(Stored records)

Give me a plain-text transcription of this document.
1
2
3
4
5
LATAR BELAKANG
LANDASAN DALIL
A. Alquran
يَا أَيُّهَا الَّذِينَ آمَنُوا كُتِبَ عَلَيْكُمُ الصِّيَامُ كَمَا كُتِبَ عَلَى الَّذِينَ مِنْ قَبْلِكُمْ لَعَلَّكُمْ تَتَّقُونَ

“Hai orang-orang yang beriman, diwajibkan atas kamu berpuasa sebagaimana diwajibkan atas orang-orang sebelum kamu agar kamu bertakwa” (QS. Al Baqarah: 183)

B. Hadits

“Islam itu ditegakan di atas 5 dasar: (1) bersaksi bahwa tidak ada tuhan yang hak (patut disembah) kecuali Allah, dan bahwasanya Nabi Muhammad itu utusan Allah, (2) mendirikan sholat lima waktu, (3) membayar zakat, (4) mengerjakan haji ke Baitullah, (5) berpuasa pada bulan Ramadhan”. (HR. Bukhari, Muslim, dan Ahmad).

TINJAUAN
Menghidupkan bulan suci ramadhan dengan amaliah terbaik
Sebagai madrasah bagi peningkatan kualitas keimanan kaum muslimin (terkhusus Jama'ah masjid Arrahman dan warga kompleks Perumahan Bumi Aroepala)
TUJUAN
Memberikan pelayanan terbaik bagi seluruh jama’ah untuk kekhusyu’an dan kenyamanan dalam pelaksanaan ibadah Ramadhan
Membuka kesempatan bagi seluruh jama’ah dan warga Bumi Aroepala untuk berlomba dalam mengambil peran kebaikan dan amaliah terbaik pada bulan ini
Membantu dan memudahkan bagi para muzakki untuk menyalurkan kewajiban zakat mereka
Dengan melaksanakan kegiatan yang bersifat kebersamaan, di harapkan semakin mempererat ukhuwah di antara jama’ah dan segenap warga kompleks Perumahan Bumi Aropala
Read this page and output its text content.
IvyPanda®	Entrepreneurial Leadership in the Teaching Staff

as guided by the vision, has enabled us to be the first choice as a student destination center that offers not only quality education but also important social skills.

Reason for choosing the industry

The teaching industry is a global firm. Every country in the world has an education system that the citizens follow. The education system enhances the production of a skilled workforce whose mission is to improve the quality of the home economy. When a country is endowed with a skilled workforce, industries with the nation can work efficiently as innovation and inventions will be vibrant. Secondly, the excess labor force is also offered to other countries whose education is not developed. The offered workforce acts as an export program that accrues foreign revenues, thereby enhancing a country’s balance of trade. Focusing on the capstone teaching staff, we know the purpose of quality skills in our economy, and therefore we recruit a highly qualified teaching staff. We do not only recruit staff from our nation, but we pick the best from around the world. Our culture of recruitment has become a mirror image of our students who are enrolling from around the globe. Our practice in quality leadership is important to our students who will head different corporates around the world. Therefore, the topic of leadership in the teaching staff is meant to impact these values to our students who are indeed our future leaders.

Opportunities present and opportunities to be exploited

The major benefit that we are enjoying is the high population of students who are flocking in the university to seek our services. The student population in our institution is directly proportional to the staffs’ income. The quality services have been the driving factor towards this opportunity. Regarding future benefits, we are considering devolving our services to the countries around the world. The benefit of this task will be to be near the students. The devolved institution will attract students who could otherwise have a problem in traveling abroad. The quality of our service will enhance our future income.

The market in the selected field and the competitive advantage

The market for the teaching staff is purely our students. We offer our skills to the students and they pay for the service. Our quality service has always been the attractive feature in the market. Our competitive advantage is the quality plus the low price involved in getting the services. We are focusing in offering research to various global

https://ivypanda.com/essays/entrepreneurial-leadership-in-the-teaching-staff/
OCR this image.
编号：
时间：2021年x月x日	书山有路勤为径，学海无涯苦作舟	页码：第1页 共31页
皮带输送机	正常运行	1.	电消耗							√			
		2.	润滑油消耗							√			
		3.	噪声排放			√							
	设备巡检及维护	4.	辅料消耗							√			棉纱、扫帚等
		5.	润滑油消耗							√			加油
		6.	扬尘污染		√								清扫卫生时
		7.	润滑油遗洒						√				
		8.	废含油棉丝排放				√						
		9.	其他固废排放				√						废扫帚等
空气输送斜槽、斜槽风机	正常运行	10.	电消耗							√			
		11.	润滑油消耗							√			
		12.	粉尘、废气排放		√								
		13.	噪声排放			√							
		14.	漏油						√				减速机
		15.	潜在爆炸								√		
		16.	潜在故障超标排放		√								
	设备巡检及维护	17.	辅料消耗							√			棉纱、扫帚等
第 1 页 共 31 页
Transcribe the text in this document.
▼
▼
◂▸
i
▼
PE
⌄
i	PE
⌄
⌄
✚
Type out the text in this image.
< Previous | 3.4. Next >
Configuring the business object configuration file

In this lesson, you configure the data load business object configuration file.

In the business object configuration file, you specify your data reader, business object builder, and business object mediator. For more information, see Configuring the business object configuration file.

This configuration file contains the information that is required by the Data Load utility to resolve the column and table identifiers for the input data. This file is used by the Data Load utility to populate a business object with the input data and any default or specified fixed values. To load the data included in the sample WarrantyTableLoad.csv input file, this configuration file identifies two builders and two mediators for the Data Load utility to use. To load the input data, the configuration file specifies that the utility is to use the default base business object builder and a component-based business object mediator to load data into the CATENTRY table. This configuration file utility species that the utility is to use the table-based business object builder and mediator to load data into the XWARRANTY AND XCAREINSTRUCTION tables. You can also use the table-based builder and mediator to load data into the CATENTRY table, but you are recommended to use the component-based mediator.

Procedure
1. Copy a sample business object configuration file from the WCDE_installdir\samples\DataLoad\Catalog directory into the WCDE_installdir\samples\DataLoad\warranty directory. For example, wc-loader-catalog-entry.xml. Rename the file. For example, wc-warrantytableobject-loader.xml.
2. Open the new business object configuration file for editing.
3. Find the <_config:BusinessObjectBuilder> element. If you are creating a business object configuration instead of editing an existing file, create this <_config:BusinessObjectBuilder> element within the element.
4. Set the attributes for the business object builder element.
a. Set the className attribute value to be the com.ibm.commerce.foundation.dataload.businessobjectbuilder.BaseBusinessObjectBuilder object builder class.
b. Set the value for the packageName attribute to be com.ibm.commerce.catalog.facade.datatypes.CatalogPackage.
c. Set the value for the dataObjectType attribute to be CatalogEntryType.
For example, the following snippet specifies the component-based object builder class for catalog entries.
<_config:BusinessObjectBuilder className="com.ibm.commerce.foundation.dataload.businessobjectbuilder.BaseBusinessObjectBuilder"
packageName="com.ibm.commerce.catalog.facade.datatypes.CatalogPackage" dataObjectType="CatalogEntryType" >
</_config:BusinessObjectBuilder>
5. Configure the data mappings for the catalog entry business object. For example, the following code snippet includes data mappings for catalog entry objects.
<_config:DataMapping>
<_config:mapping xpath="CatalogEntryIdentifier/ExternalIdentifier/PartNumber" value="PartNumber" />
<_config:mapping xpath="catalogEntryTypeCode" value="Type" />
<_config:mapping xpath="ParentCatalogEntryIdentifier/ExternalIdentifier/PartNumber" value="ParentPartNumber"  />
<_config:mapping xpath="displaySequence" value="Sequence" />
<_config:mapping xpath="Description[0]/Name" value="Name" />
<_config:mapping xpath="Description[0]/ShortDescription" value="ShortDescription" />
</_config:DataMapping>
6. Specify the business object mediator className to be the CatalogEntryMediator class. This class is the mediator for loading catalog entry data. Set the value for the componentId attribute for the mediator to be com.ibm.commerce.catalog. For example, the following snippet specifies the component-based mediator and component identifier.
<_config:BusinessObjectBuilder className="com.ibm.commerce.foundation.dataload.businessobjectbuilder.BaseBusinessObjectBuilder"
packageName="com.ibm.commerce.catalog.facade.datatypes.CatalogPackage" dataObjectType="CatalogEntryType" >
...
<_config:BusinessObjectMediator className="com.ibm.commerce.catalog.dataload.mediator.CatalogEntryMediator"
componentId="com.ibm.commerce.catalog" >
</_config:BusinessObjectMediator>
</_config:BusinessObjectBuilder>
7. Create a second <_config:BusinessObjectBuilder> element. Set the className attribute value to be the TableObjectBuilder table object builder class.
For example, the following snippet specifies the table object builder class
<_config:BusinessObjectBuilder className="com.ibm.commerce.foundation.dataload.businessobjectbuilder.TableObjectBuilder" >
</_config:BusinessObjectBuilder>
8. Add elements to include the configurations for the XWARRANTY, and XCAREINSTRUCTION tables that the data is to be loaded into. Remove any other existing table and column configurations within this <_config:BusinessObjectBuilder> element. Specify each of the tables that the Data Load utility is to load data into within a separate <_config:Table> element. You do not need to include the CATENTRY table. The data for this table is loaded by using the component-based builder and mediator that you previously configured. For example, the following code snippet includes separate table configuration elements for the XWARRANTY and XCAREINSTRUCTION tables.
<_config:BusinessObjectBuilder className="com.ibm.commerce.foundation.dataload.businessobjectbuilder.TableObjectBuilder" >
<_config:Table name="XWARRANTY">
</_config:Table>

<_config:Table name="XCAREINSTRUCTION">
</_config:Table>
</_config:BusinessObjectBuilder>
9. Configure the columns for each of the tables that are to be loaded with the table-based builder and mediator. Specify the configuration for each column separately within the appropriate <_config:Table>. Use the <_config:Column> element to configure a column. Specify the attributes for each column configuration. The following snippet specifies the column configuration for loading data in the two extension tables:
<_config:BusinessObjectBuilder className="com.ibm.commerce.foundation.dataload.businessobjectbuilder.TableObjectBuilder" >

* _Aim of the task_
Search the data for "advantage" and list every line in which it occurs.

* _Written answer_
The market in the selected field and the competitive advantage
The market for the teaching staff is purely our students. We offer our skills to the students and they pay for the service. Our quality service has always been the attractive feature in the market. Our competitive advantage is the quality plus the low price involved in getting the services. We are focusing in offering research to various global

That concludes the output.